**TASK**
From the entries below, work out the number of lines that hold the word "true", and give that number alone.

**SUPPLIED DATA**
—————

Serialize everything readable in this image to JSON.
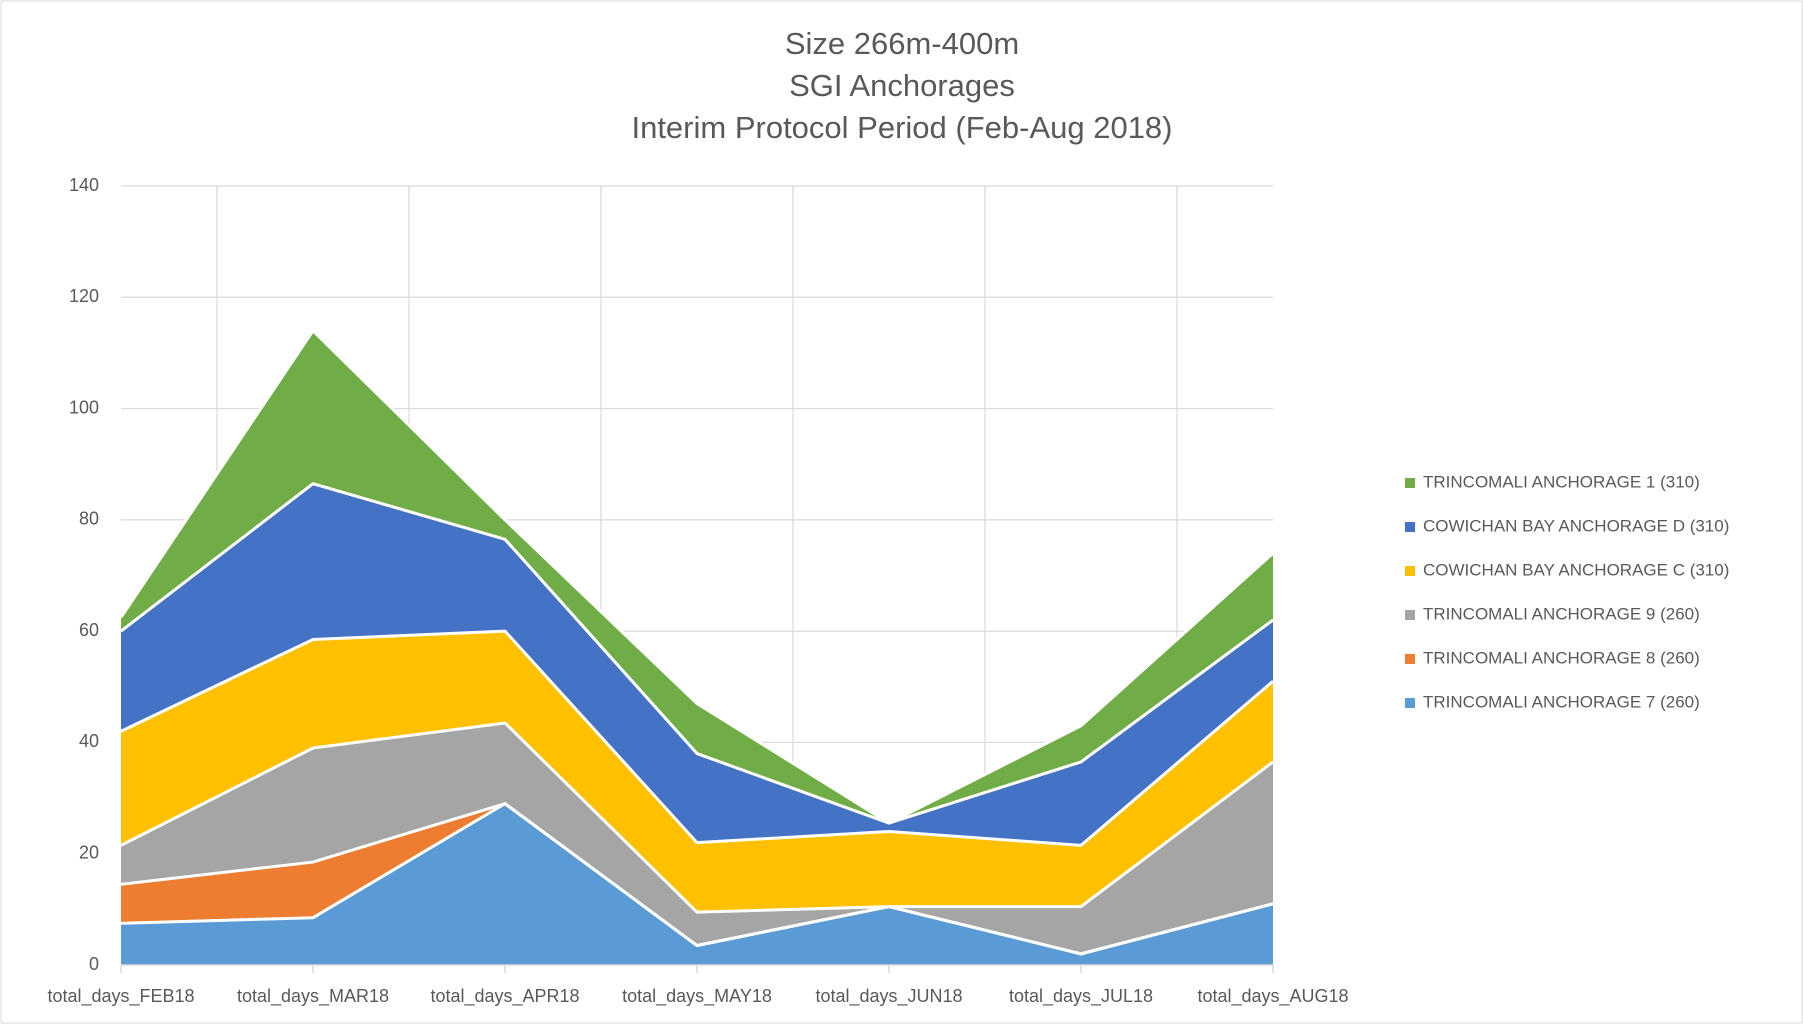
{
  "chart_data": {
    "type": "stacked_area",
    "title": [
      "Size 266m-400m",
      "SGI Anchorages",
      "Interim Protocol Period (Feb-Aug 2018)"
    ],
    "categories": [
      "total_days_FEB18",
      "total_days_MAR18",
      "total_days_APR18",
      "total_days_MAY18",
      "total_days_JUN18",
      "total_days_JUL18",
      "total_days_AUG18"
    ],
    "series": [
      {
        "name": "TRINCOMALI ANCHORAGE 7 (260)",
        "color": "#5b9bd5",
        "values": [
          7.5,
          8.5,
          29,
          3.5,
          10.5,
          2,
          11
        ]
      },
      {
        "name": "TRINCOMALI ANCHORAGE 8 (260)",
        "color": "#ed7d31",
        "values": [
          7,
          10,
          0,
          0,
          0,
          0,
          0
        ]
      },
      {
        "name": "TRINCOMALI ANCHORAGE 9 (260)",
        "color": "#a5a5a5",
        "values": [
          7,
          20.5,
          14.5,
          6,
          0,
          8.5,
          25.5
        ]
      },
      {
        "name": "COWICHAN BAY ANCHORAGE C (310)",
        "color": "#ffc000",
        "values": [
          20.5,
          19.5,
          16.5,
          12.5,
          13.5,
          11,
          14.5
        ]
      },
      {
        "name": "COWICHAN BAY ANCHORAGE D (310)",
        "color": "#4472c4",
        "values": [
          18,
          28,
          16.5,
          16,
          1.5,
          15,
          11
        ]
      },
      {
        "name": "TRINCOMALI ANCHORAGE 1 (310)",
        "color": "#70ad47",
        "values": [
          2.5,
          27.5,
          3.5,
          9,
          0,
          6.5,
          12
        ]
      }
    ],
    "ylim": [
      0,
      140
    ],
    "yticks": [
      0,
      20,
      40,
      60,
      80,
      100,
      120,
      140
    ],
    "grid": true,
    "legend": "right"
  }
}
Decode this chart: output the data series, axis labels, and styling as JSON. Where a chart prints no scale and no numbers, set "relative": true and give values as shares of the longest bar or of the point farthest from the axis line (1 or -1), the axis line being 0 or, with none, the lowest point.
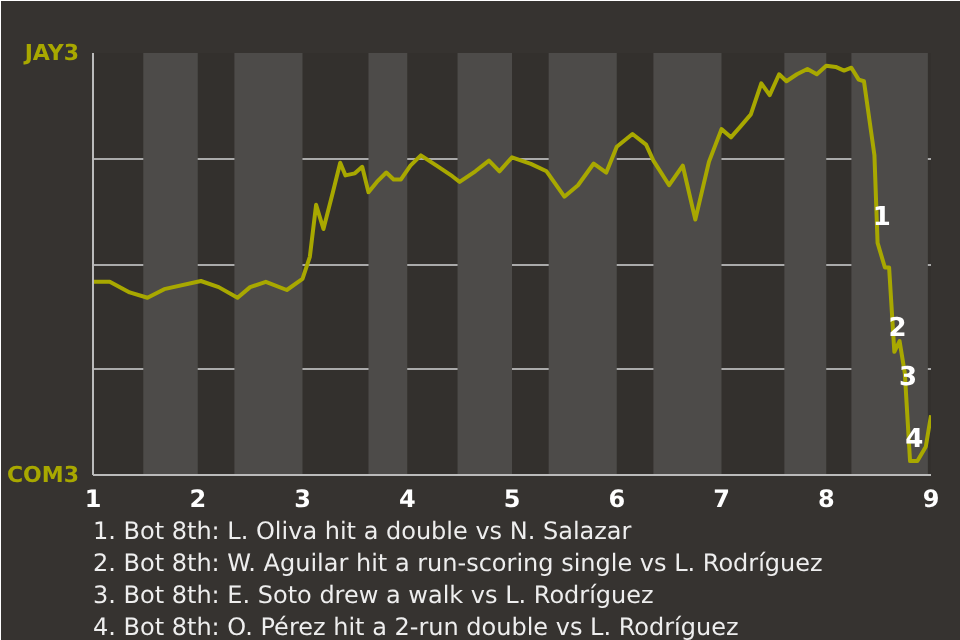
{
  "chart_data": {
    "type": "line",
    "relative": true,
    "x": [
      1,
      1.16,
      1.35,
      1.52,
      1.68,
      2.03,
      2.2,
      2.38,
      2.5,
      2.65,
      2.85,
      3,
      3.07,
      3.13,
      3.2,
      3.29,
      3.36,
      3.41,
      3.5,
      3.57,
      3.63,
      3.71,
      3.8,
      3.87,
      3.94,
      4.03,
      4.13,
      4.28,
      4.43,
      4.5,
      4.65,
      4.78,
      4.88,
      5,
      5.18,
      5.33,
      5.5,
      5.63,
      5.78,
      5.9,
      6,
      6.15,
      6.28,
      6.35,
      6.5,
      6.63,
      6.75,
      6.88,
      7,
      7.09,
      7.18,
      7.28,
      7.38,
      7.46,
      7.55,
      7.62,
      7.72,
      7.82,
      7.91,
      8,
      8.09,
      8.17,
      8.24,
      8.31,
      8.36,
      8.46,
      8.49,
      8.56,
      8.6,
      8.65,
      8.7,
      8.75,
      8.8,
      8.87,
      8.95,
      9
    ],
    "series": [
      {
        "color": "#a8a800",
        "values": [
          0.472,
          0.472,
          0.446,
          0.433,
          0.454,
          0.474,
          0.459,
          0.433,
          0.459,
          0.472,
          0.452,
          0.479,
          0.533,
          0.66,
          0.601,
          0.691,
          0.763,
          0.732,
          0.737,
          0.753,
          0.691,
          0.716,
          0.739,
          0.722,
          0.722,
          0.756,
          0.781,
          0.756,
          0.73,
          0.716,
          0.742,
          0.768,
          0.742,
          0.776,
          0.76,
          0.742,
          0.68,
          0.708,
          0.761,
          0.739,
          0.802,
          0.833,
          0.807,
          0.768,
          0.708,
          0.756,
          0.624,
          0.765,
          0.845,
          0.825,
          0.851,
          0.881,
          0.957,
          0.928,
          0.979,
          0.962,
          0.979,
          0.992,
          0.979,
          1,
          0.997,
          0.988,
          0.995,
          0.966,
          0.962,
          0.781,
          0.567,
          0.507,
          0.507,
          0.301,
          0.327,
          0.249,
          0.034,
          0.034,
          0.069,
          0.146
        ]
      }
    ],
    "xlim": [
      1,
      9
    ],
    "xticks": [
      1,
      2,
      3,
      4,
      5,
      6,
      7,
      8,
      9
    ],
    "grid": "y",
    "marker": "none",
    "line_style": "solid",
    "bands": [
      {
        "axis": "x",
        "from": 1.48,
        "to": 2,
        "color": "#4d4b49"
      },
      {
        "axis": "x",
        "from": 2.35,
        "to": 3,
        "color": "#4d4b49"
      },
      {
        "axis": "x",
        "from": 3.63,
        "to": 4,
        "color": "#4d4b49"
      },
      {
        "axis": "x",
        "from": 4.48,
        "to": 5,
        "color": "#4d4b49"
      },
      {
        "axis": "x",
        "from": 5.35,
        "to": 6,
        "color": "#4d4b49"
      },
      {
        "axis": "x",
        "from": 6.35,
        "to": 7,
        "color": "#4d4b49"
      },
      {
        "axis": "x",
        "from": 7.6,
        "to": 8,
        "color": "#4d4b49"
      },
      {
        "axis": "x",
        "from": 8.24,
        "to": 8.97,
        "color": "#4d4b49"
      }
    ],
    "annotations": [
      "JAY3",
      "COM3",
      {
        "text": "1",
        "x": 8.53,
        "y": 0.636
      },
      {
        "text": "2",
        "x": 8.68,
        "y": 0.364
      },
      {
        "text": "3",
        "x": 8.78,
        "y": 0.244
      },
      {
        "text": "4",
        "x": 8.84,
        "y": 0.093
      },
      "1. Bot 8th: L. Oliva hit a double vs N. Salazar",
      "2. Bot 8th: W. Aguilar hit a run-scoring single vs L. Rodríguez",
      "3. Bot 8th: E. Soto drew a walk vs L. Rodríguez",
      "4. Bot 8th: O. Pérez hit a 2-run double vs L. Rodríguez"
    ]
  }
}
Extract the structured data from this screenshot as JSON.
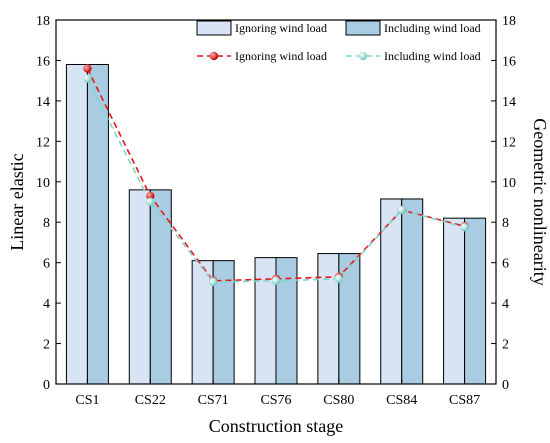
{
  "chart_data": {
    "type": "bar",
    "categories": [
      "CS1",
      "CS22",
      "CS71",
      "CS76",
      "CS80",
      "CS84",
      "CS87"
    ],
    "series": [
      {
        "name": "Ignoring wind load",
        "kind": "bar",
        "axis": "left",
        "values": [
          15.8,
          9.6,
          6.1,
          6.25,
          6.45,
          9.15,
          8.2
        ]
      },
      {
        "name": "Including wind load",
        "kind": "bar",
        "axis": "left",
        "values": [
          15.8,
          9.6,
          6.1,
          6.25,
          6.45,
          9.15,
          8.2
        ]
      },
      {
        "name": "Ignoring wind load",
        "kind": "line",
        "axis": "right",
        "values": [
          15.6,
          9.3,
          5.1,
          5.2,
          5.3,
          8.6,
          7.8
        ]
      },
      {
        "name": "Including wind load",
        "kind": "line",
        "axis": "right",
        "values": [
          15.1,
          9.0,
          5.05,
          5.1,
          5.2,
          8.6,
          7.75
        ]
      }
    ],
    "xlabel": "Construction stage",
    "ylabel": "Linear elastic",
    "y2label": "Geometric nonlinearity",
    "ylim": [
      0,
      18
    ],
    "y2lim": [
      0,
      18
    ],
    "yticks": [
      "0",
      "2",
      "4",
      "6",
      "8",
      "10",
      "12",
      "14",
      "16",
      "18"
    ],
    "y2ticks": [
      "0",
      "2",
      "4",
      "6",
      "8",
      "10",
      "12",
      "14",
      "16",
      "18"
    ],
    "grid": false,
    "legend_position": "top-right",
    "colors": {
      "bar_ignoring": "#d6e4f3",
      "bar_including": "#a9cce3",
      "line_ignoring": "#e8141b",
      "line_including": "#7fd6c9",
      "marker_ignoring": "#e02020",
      "marker_including": "#a8e6dc",
      "axis": "#000000"
    }
  }
}
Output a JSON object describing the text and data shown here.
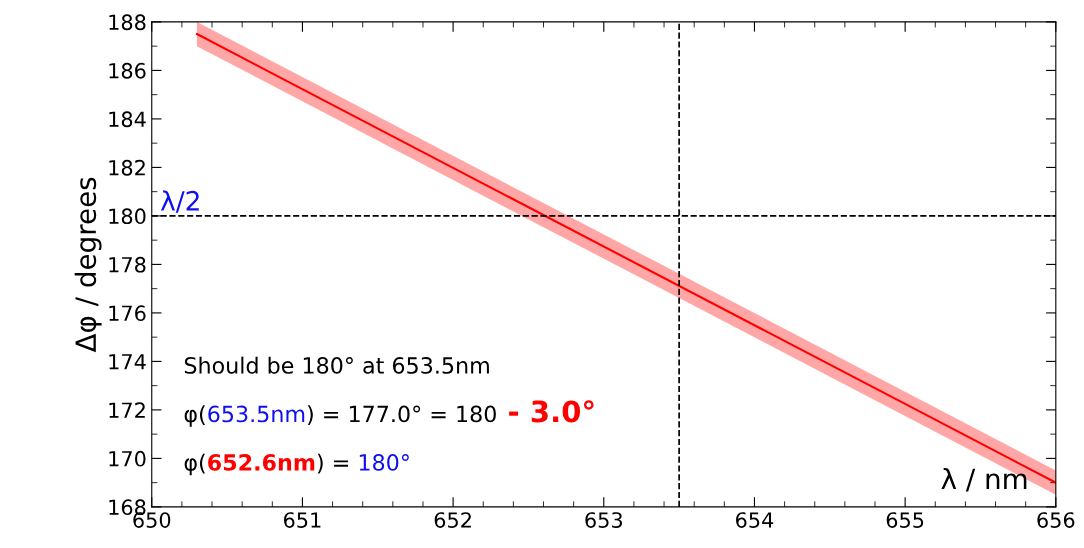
{
  "chart_data": {
    "type": "line",
    "xlabel": "λ / nm",
    "ylabel": "Δφ / degrees",
    "x": [
      650.3,
      656
    ],
    "series": [
      {
        "color": "#ff0000",
        "values": [
          187.5,
          169.0
        ],
        "lower": [
          187.0,
          168.5
        ],
        "upper": [
          188.0,
          169.5
        ]
      }
    ],
    "xlim": [
      650,
      656
    ],
    "xticks": [
      650,
      651,
      652,
      653,
      654,
      655,
      656
    ],
    "ylim": [
      168,
      188
    ],
    "yticks": [
      168,
      170,
      172,
      174,
      176,
      178,
      180,
      182,
      184,
      186,
      188
    ],
    "ref_lines": [
      {
        "axis": "y",
        "value": 180,
        "label": "λ/2",
        "color": "#000000",
        "line_style": "dashed"
      },
      {
        "axis": "x",
        "value": 653.5,
        "color": "#000000",
        "line_style": "dashed"
      }
    ],
    "annotations": [
      "Should be 180° at 653.5nm",
      "φ(",
      "653.5nm",
      ") = 177.0° = 180",
      " - 3.0°",
      "φ(",
      "652.6nm",
      ") = ",
      "180°"
    ],
    "grid": false,
    "marker": "none",
    "line_style": "solid"
  }
}
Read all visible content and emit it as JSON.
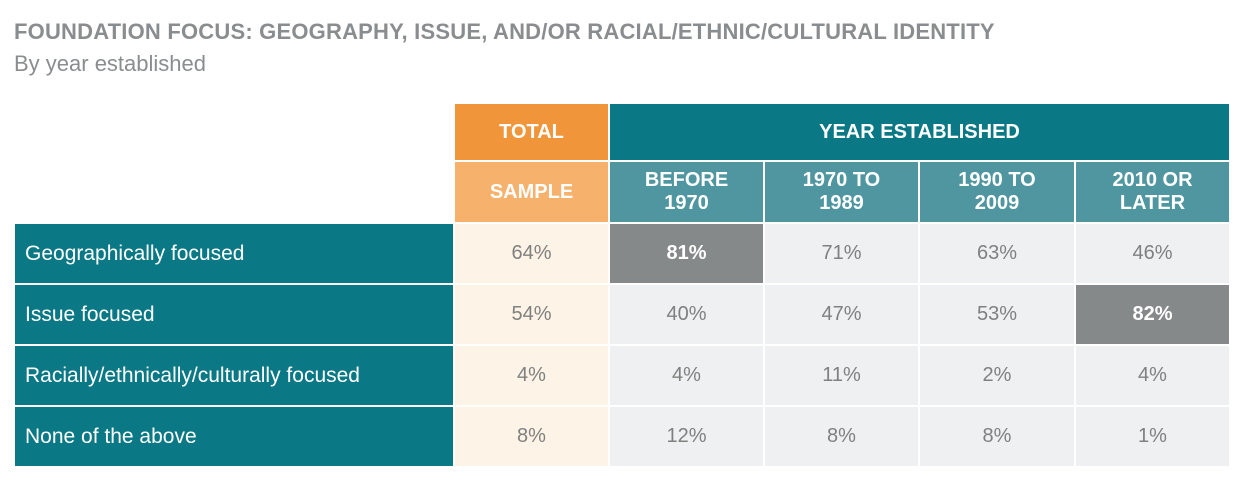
{
  "title": "FOUNDATION FOCUS: GEOGRAPHY, ISSUE, AND/OR RACIAL/ETHNIC/CULTURAL IDENTITY",
  "subtitle": "By year established",
  "chart_data": {
    "type": "table",
    "header": {
      "total_top": "TOTAL",
      "total_bottom": "SAMPLE",
      "group": "YEAR ESTABLISHED",
      "columns": [
        [
          "BEFORE",
          "1970"
        ],
        [
          "1970 TO",
          "1989"
        ],
        [
          "1990 TO",
          "2009"
        ],
        [
          "2010 OR",
          "LATER"
        ]
      ]
    },
    "rows": [
      {
        "label": "Geographically focused",
        "sample": "64%",
        "values": [
          "81%",
          "71%",
          "63%",
          "46%"
        ],
        "highlight": 0
      },
      {
        "label": "Issue focused",
        "sample": "54%",
        "values": [
          "40%",
          "47%",
          "53%",
          "82%"
        ],
        "highlight": 3
      },
      {
        "label": "Racially/ethnically/culturally focused",
        "sample": "4%",
        "values": [
          "4%",
          "11%",
          "2%",
          "4%"
        ],
        "highlight": -1
      },
      {
        "label": "None of the above",
        "sample": "8%",
        "values": [
          "12%",
          "8%",
          "8%",
          "1%"
        ],
        "highlight": -1
      }
    ],
    "colors": {
      "teal": "#0b7886",
      "teal_light": "#4f96a0",
      "orange": "#f0953a",
      "orange_light": "#f6b26d",
      "cream": "#fdf3e6",
      "grey_cell": "#eef0f1",
      "highlight": "#868989"
    }
  }
}
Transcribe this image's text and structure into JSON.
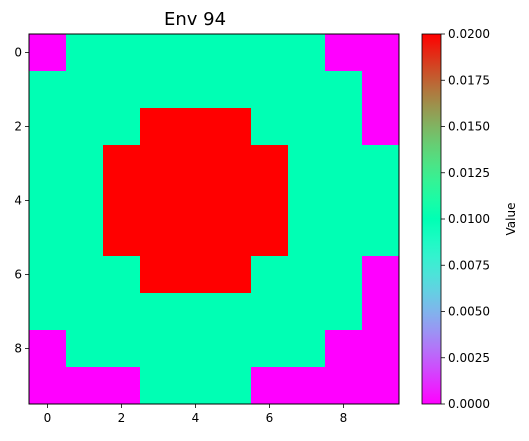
{
  "colors": {
    "zero": "#7f00ff",
    "mid": "#80ffb4",
    "high": "#ff0000",
    "axis": "#000000",
    "background": "#ffffff"
  },
  "colormap": "rainbow",
  "chart_data": {
    "type": "heatmap",
    "title": "Env 94",
    "xlabel": "",
    "ylabel": "",
    "x_ticks": [
      "0",
      "2",
      "4",
      "6",
      "8"
    ],
    "y_ticks": [
      "0",
      "2",
      "4",
      "6",
      "8"
    ],
    "xlim": [
      -0.5,
      9.5
    ],
    "ylim": [
      9.5,
      -0.5
    ],
    "grid": false,
    "colorbar": {
      "label": "Value",
      "range": [
        0.0,
        0.02
      ],
      "ticks": [
        "0.0000",
        "0.0025",
        "0.0050",
        "0.0075",
        "0.0100",
        "0.0125",
        "0.0150",
        "0.0175",
        "0.0200"
      ]
    },
    "values": [
      [
        0.0,
        0.01,
        0.01,
        0.01,
        0.01,
        0.01,
        0.01,
        0.01,
        0.0,
        0.0
      ],
      [
        0.01,
        0.01,
        0.01,
        0.01,
        0.01,
        0.01,
        0.01,
        0.01,
        0.01,
        0.0
      ],
      [
        0.01,
        0.01,
        0.01,
        0.02,
        0.02,
        0.02,
        0.01,
        0.01,
        0.01,
        0.0
      ],
      [
        0.01,
        0.01,
        0.02,
        0.02,
        0.02,
        0.02,
        0.02,
        0.01,
        0.01,
        0.01
      ],
      [
        0.01,
        0.01,
        0.02,
        0.02,
        0.02,
        0.02,
        0.02,
        0.01,
        0.01,
        0.01
      ],
      [
        0.01,
        0.01,
        0.02,
        0.02,
        0.02,
        0.02,
        0.02,
        0.01,
        0.01,
        0.01
      ],
      [
        0.01,
        0.01,
        0.01,
        0.02,
        0.02,
        0.02,
        0.01,
        0.01,
        0.01,
        0.0
      ],
      [
        0.01,
        0.01,
        0.01,
        0.01,
        0.01,
        0.01,
        0.01,
        0.01,
        0.01,
        0.0
      ],
      [
        0.0,
        0.01,
        0.01,
        0.01,
        0.01,
        0.01,
        0.01,
        0.01,
        0.0,
        0.0
      ],
      [
        0.0,
        0.0,
        0.0,
        0.01,
        0.01,
        0.01,
        0.0,
        0.0,
        0.0,
        0.0
      ]
    ]
  }
}
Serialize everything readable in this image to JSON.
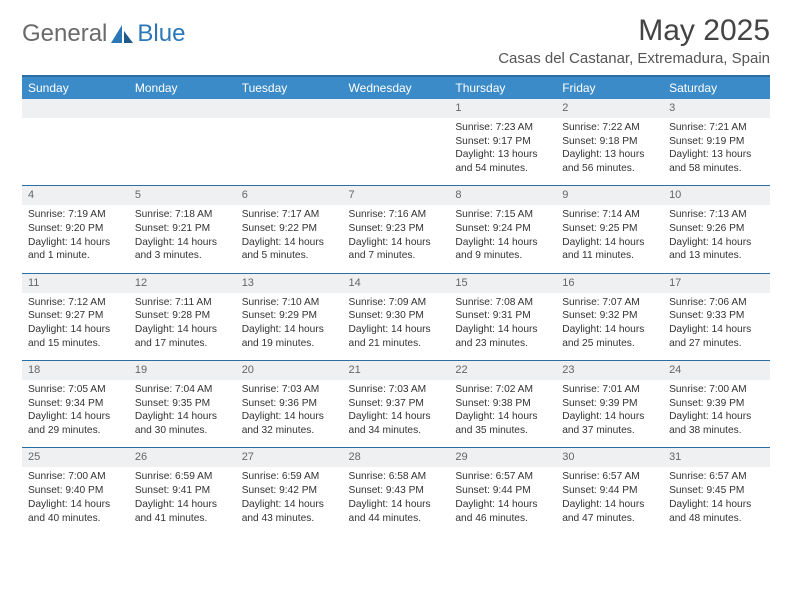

—————

**FULL ANSWER**
3